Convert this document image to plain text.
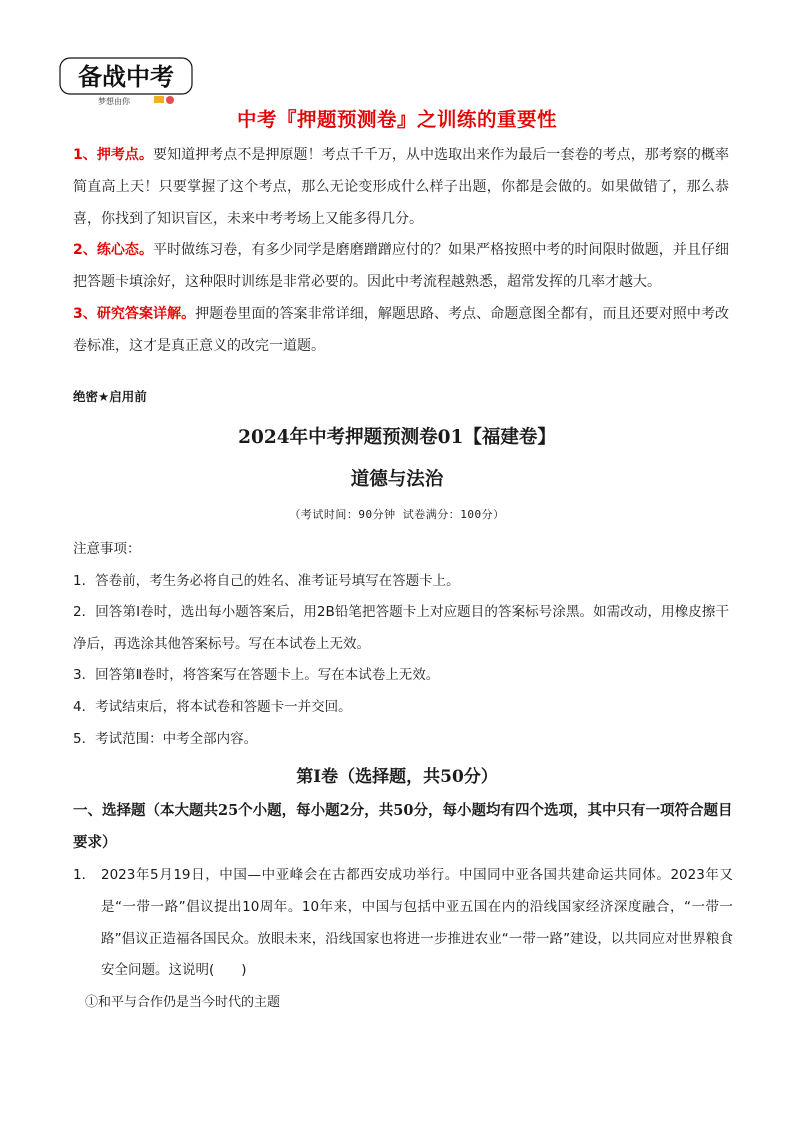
备战中考
梦想由你
中考『押题预测卷』之训练的重要性

1、押考点。要知道押考点不是押原题！考点千千万，从中选取出来作为最后一套卷的考点，那考察的概率简直高上天！只要掌握了这个考点，那么无论变形成什么样子出题，你都是会做的。如果做错了，那么恭喜，你找到了知识盲区，未来中考考场上又能多得几分。

2、练心态。平时做练习卷，有多少同学是磨磨蹭蹭应付的？如果严格按照中考的时间限时做题，并且仔细把答题卡填涂好，这种限时训练是非常必要的。因此中考流程越熟悉，超常发挥的几率才越大。

3、研究答案详解。押题卷里面的答案非常详细，解题思路、考点、命题意图全都有，而且还要对照中考改卷标准，这才是真正意义的改完一道题。

绝密★启用前
2024年中考押题预测卷01【福建卷】
道德与法治
（考试时间：90分钟 试卷满分：100分）

注意事项：

1．答卷前，考生务必将自己的姓名、准考证号填写在答题卡上。

2．回答第Ⅰ卷时，选出每小题答案后，用2B铅笔把答题卡上对应题目的答案标号涂黑。如需改动，用橡皮擦干净后，再选涂其他答案标号。写在本试卷上无效。

3．回答第Ⅱ卷时，将答案写在答题卡上。写在本试卷上无效。

4．考试结束后，将本试卷和答题卡一并交回。

5．考试范围：中考全部内容。

第Ⅰ卷（选择题，共50分）
一、选择题（本大题共25个小题，每小题2分，共50分，每小题均有四个选项，其中只有一项符合题目要求）
1． 2023年5月19日，中国—中亚峰会在古都西安成功举行。中国同中亚各国共建命运共同体。2023年又是“一带一路”倡议提出10周年。10年来，中国与包括中亚五国在内的沿线国家经济深度融合，“一带一路”倡议正造福各国民众。放眼未来，沿线国家也将进一步推进农业“一带一路”建设，以共同应对世界粮食安全问题。这说明(　　)

①和平与合作仍是当今时代的主题
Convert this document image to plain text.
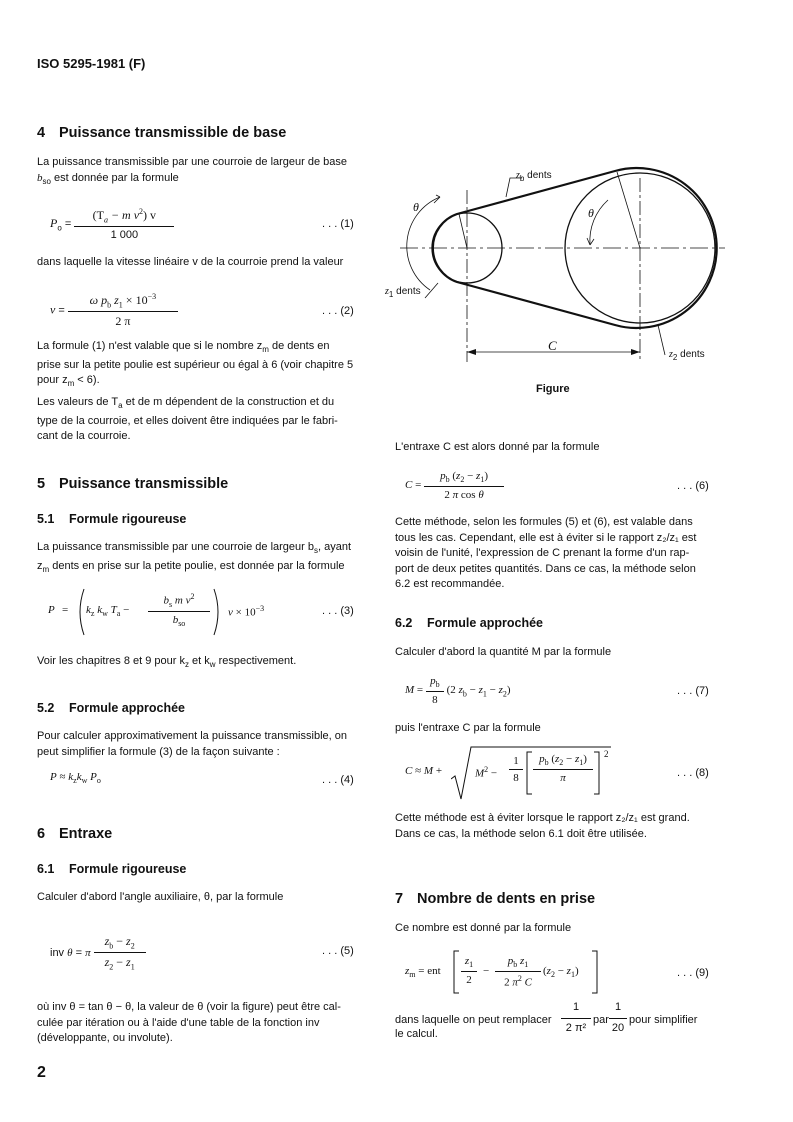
ISO 5295-1981 (F)
4 Puissance transmissible de base
La puissance transmissible par une courroie de largeur de base
$b_{so}$ est donnée par la formule
$P_o = \frac{(T_a - m v^2) v}{1 000}$	. . . (1)
dans laquelle la vitesse linéaire v de la courroie prend la valeur
$v = \frac{\omega p_b z_1 \times 10^{-3}}{2 \pi}$	. . . (2)
La formule (1) n'est valable que si le nombre $z_m$ de dents en
prise sur la petite poulie est supérieur ou égal à 6 (voir chapitre 5
pour $z_m < 6$).
Les valeurs de $T_a$ et de m dépendent de la construction et du
type de la courroie, et elles doivent être indiquées par le fabri-
cant de la courroie.
5 Puissance transmissible
5.1 Formule rigoureuse
La puissance transmissible par une courroie de largeur $b_s$, ayant
$z_m$ dents en prise sur la petite poulie, est donnée par la formule
$P = k_z$ $k_w$ $T_a$ −
$b_s$ m $v^2$
$b_{so}$
$v \times 10^{-3}$	. . . (3)
Voir les chapitres 8 et 9 pour $k_z$ et $k_w$ respectivement.
5.2 Formule approchée
Pour calculer approximativement la puissance transmissible, on
peut simplifier la formule (3) de la façon suivante :
$P \approx k_zk_w$ $P_o$	. . . (4)
6 Entraxe
6.1 Formule rigoureuse
Calculer d'abord l'angle auxiliaire, θ, par la formule
inv θ = π $\frac{z_b - z_2}{z_2 - z_1}$	. . . (5)
où inv θ = tan θ − θ, la valeur de θ (voir la figure) peut être cal-
culée par itération ou à l'aide d'une table de la fonction inv
(développante, ou involute).
2
$z_b$ dents
$z_1$ dents
$z_2$ dents
C
θ	θ
Figure
L'entraxe C est alors donné par la formule
$C = \frac{p_b (z_2 - z_1)}{\text{2 π cos θ}}$	. . . (6)
Cette méthode, selon les formules (5) et (6), est valable dans
tous les cas. Cependant, elle est à éviter si le rapport z₂/z₁ est
voisin de l'unité, l'expression de C prenant la forme d'un rap-
port de deux petites quantités. Dans ce cas, la méthode selon
6.2 est recommandée.
6.2 Formule approchée
Calculer d'abord la quantité M par la formule
$M = \frac{p_b}{8} (2$ $z_b - z_1 - z_2$)	. . . (7)
puis l'entraxe C par la formule
C ≈ M +	$M^2 - \frac{1}{8} \frac{p_b (z_2 - z_1)}{\pi} 2$
. . . (8)
Cette méthode est à éviter lorsque le rapport z₂/z₁ est grand.
Dans ce cas, la méthode selon 6.1 doit être utilisée.
7 Nombre de dents en prise
Ce nombre est donné par la formule
$z_m$ = ent $\frac{z_1}{2} - \frac{p_b z_1}{2 \pi^2 C} (z_2 - z_1)$	. . . (9)
dans laquelle on peut remplacer $\frac{1}{\text{2 π²}}$ par $\frac{1}{20}$ pour simplifier
le calcul.
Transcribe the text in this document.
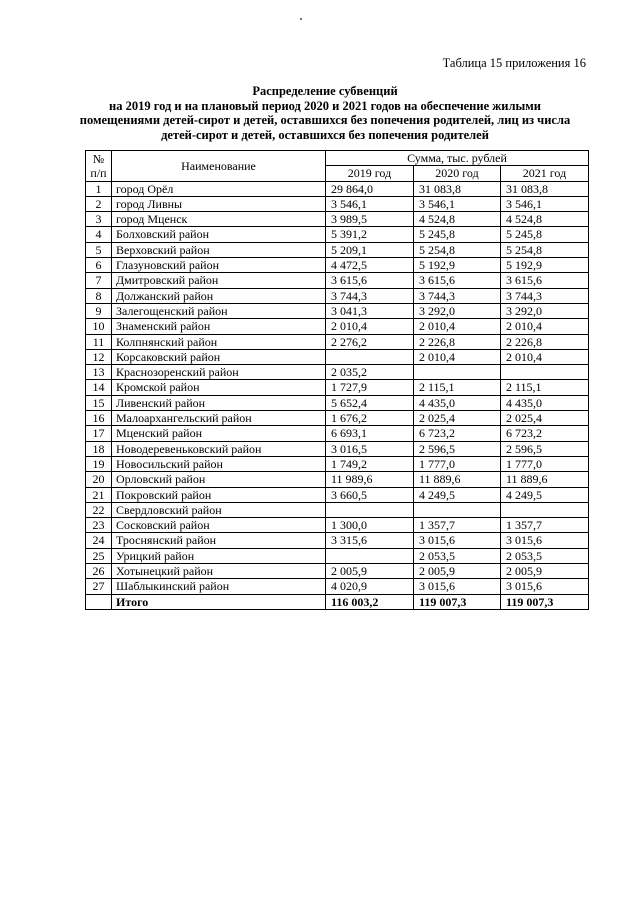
Таблица 15 приложения 16
Распределение субвенций
на 2019 год и на плановый период 2020 и 2021 годов на обеспечение жилыми
помещениями детей-сирот и детей, оставшихся без попечения родителей, лиц из числа
детей-сирот и детей, оставшихся без попечения родителей
№
п/п	Наименование	Сумма, тыс. рублей		
		2019 год	2020 год	2021 год
1	город Орёл	29 864,0	31 083,8	31 083,8
2	город Ливны	3 546,1	3 546,1	3 546,1
3	город Мценск	3 989,5	4 524,8	4 524,8
4	Болховский район	5 391,2	5 245,8	5 245,8
5	Верховский район	5 209,1	5 254,8	5 254,8
6	Глазуновский район	4 472,5	5 192,9	5 192,9
7	Дмитровский район	3 615,6	3 615,6	3 615,6
8	Должанский район	3 744,3	3 744,3	3 744,3
9	Залегощенский район	3 041,3	3 292,0	3 292,0
10	Знаменский район	2 010,4	2 010,4	2 010,4
11	Колпнянский район	2 276,2	2 226,8	2 226,8
12	Корсаковский район		2 010,4	2 010,4
13	Краснозоренский район	2 035,2		
14	Кромской район	1 727,9	2 115,1	2 115,1
15	Ливенский район	5 652,4	4 435,0	4 435,0
16	Малоархангельский район	1 676,2	2 025,4	2 025,4
17	Мценский район	6 693,1	6 723,2	6 723,2
18	Новодеревеньковский район	3 016,5	2 596,5	2 596,5
19	Новосильский район	1 749,2	1 777,0	1 777,0
20	Орловский район	11 989,6	11 889,6	11 889,6
21	Покровский район	3 660,5	4 249,5	4 249,5
22	Свердловский район			
23	Сосковский район	1 300,0	1 357,7	1 357,7
24	Троснянский район	3 315,6	3 015,6	3 015,6
25	Урицкий район		2 053,5	2 053,5
26	Хотынецкий район	2 005,9	2 005,9	2 005,9
27	Шаблыкинский район	4 020,9	3 015,6	3 015,6
	Итого	116 003,2	119 007,3	119 007,3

..............................

[What to do] The listing above must be printed again exactly, minus its pictures.

[Exercise result]
Convert this document image to plain text.
备战中考
梦想由你
中考『押题预测卷』之训练的重要性

1、押考点。要知道押考点不是押原题！考点千千万，从中选取出来作为最后一套卷的考点，那考察的概率简直高上天！只要掌握了这个考点，那么无论变形成什么样子出题，你都是会做的。如果做错了，那么恭喜，你找到了知识盲区，未来中考考场上又能多得几分。

2、练心态。平时做练习卷，有多少同学是磨磨蹭蹭应付的？如果严格按照中考的时间限时做题，并且仔细把答题卡填涂好，这种限时训练是非常必要的。因此中考流程越熟悉，超常发挥的几率才越大。

3、研究答案详解。押题卷里面的答案非常详细，解题思路、考点、命题意图全都有，而且还要对照中考改卷标准，这才是真正意义的改完一道题。

绝密★启用前
2024年中考押题预测卷01【福建卷】
道德与法治
（考试时间：90分钟 试卷满分：100分）

注意事项：

1．答卷前，考生务必将自己的姓名、准考证号填写在答题卡上。

2．回答第Ⅰ卷时，选出每小题答案后，用2B铅笔把答题卡上对应题目的答案标号涂黑。如需改动，用橡皮擦干净后，再选涂其他答案标号。写在本试卷上无效。

3．回答第Ⅱ卷时，将答案写在答题卡上。写在本试卷上无效。

4．考试结束后，将本试卷和答题卡一并交回。

5．考试范围：中考全部内容。

第Ⅰ卷（选择题，共50分）
一、选择题（本大题共25个小题，每小题2分，共50分，每小题均有四个选项，其中只有一项符合题目要求）
1． 2023年5月19日，中国—中亚峰会在古都西安成功举行。中国同中亚各国共建命运共同体。2023年又是“一带一路”倡议提出10周年。10年来，中国与包括中亚五国在内的沿线国家经济深度融合，“一带一路”倡议正造福各国民众。放眼未来，沿线国家也将进一步推进农业“一带一路”建设，以共同应对世界粮食安全问题。这说明(　　)

①和平与合作仍是当今时代的主题
Convert this document image to plain text.
ISO 5295-1981 (F)
4 Puissance transmissible de base
La puissance transmissible par une courroie de largeur de base
$b_{so}$ est donnée par la formule
$P_o = \frac{(T_a - m v^2) v}{1 000}$	. . . (1)
dans laquelle la vitesse linéaire v de la courroie prend la valeur
$v = \frac{\omega p_b z_1 \times 10^{-3}}{2 \pi}$	. . . (2)
La formule (1) n'est valable que si le nombre $z_m$ de dents en
prise sur la petite poulie est supérieur ou égal à 6 (voir chapitre 5
pour $z_m < 6$).
Les valeurs de $T_a$ et de m dépendent de la construction et du
type de la courroie, et elles doivent être indiquées par le fabri-
cant de la courroie.
5 Puissance transmissible
5.1 Formule rigoureuse
La puissance transmissible par une courroie de largeur $b_s$, ayant
$z_m$ dents en prise sur la petite poulie, est donnée par la formule
$P = k_z$ $k_w$ $T_a$ −
$b_s$ m $v^2$
$b_{so}$
$v \times 10^{-3}$	. . . (3)
Voir les chapitres 8 et 9 pour $k_z$ et $k_w$ respectivement.
5.2 Formule approchée
Pour calculer approximativement la puissance transmissible, on
peut simplifier la formule (3) de la façon suivante :
$P \approx k_zk_w$ $P_o$	. . . (4)
6 Entraxe
6.1 Formule rigoureuse
Calculer d'abord l'angle auxiliaire, θ, par la formule
inv θ = π $\frac{z_b - z_2}{z_2 - z_1}$	. . . (5)
où inv θ = tan θ − θ, la valeur de θ (voir la figure) peut être cal-
culée par itération ou à l'aide d'une table de la fonction inv
(développante, ou involute).
2
$z_b$ dents
$z_1$ dents
$z_2$ dents
C
θ	θ
Figure
L'entraxe C est alors donné par la formule
$C = \frac{p_b (z_2 - z_1)}{\text{2 π cos θ}}$	. . . (6)
Cette méthode, selon les formules (5) et (6), est valable dans
tous les cas. Cependant, elle est à éviter si le rapport z₂/z₁ est
voisin de l'unité, l'expression de C prenant la forme d'un rap-
port de deux petites quantités. Dans ce cas, la méthode selon
6.2 est recommandée.
6.2 Formule approchée
Calculer d'abord la quantité M par la formule
$M = \frac{p_b}{8} (2$ $z_b - z_1 - z_2$)	. . . (7)
puis l'entraxe C par la formule
C ≈ M +	$M^2 - \frac{1}{8} \frac{p_b (z_2 - z_1)}{\pi} 2$
. . . (8)
Cette méthode est à éviter lorsque le rapport z₂/z₁ est grand.
Dans ce cas, la méthode selon 6.1 doit être utilisée.
7 Nombre de dents en prise
Ce nombre est donné par la formule
$z_m$ = ent $\frac{z_1}{2} - \frac{p_b z_1}{2 \pi^2 C} (z_2 - z_1)$	. . . (9)
dans laquelle on peut remplacer $\frac{1}{\text{2 π²}}$ par $\frac{1}{20}$ pour simplifier
le calcul.
Transcribe the text in this document.
Таблица 15 приложения 16
Распределение субвенций
на 2019 год и на плановый период 2020 и 2021 годов на обеспечение жилыми
помещениями детей-сирот и детей, оставшихся без попечения родителей, лиц из числа
детей-сирот и детей, оставшихся без попечения родителей
№
п/п	Наименование	Сумма, тыс. рублей		
		2019 год	2020 год	2021 год
1	город Орёл	29 864,0	31 083,8	31 083,8
2	город Ливны	3 546,1	3 546,1	3 546,1
3	город Мценск	3 989,5	4 524,8	4 524,8
4	Болховский район	5 391,2	5 245,8	5 245,8
5	Верховский район	5 209,1	5 254,8	5 254,8
6	Глазуновский район	4 472,5	5 192,9	5 192,9
7	Дмитровский район	3 615,6	3 615,6	3 615,6
8	Должанский район	3 744,3	3 744,3	3 744,3
9	Залегощенский район	3 041,3	3 292,0	3 292,0
10	Знаменский район	2 010,4	2 010,4	2 010,4
11	Колпнянский район	2 276,2	2 226,8	2 226,8
12	Корсаковский район		2 010,4	2 010,4
13	Краснозоренский район	2 035,2		
14	Кромской район	1 727,9	2 115,1	2 115,1
15	Ливенский район	5 652,4	4 435,0	4 435,0
16	Малоархангельский район	1 676,2	2 025,4	2 025,4
17	Мценский район	6 693,1	6 723,2	6 723,2
18	Новодеревеньковский район	3 016,5	2 596,5	2 596,5
19	Новосильский район	1 749,2	1 777,0	1 777,0
20	Орловский район	11 989,6	11 889,6	11 889,6
21	Покровский район	3 660,5	4 249,5	4 249,5
22	Свердловский район			
23	Сосковский район	1 300,0	1 357,7	1 357,7
24	Троснянский район	3 315,6	3 015,6	3 015,6
25	Урицкий район		2 053,5	2 053,5
26	Хотынецкий район	2 005,9	2 005,9	2 005,9
27	Шаблыкинский район	4 020,9	3 015,6	3 015,6
	Итого	116 003,2	119 007,3	119 007,3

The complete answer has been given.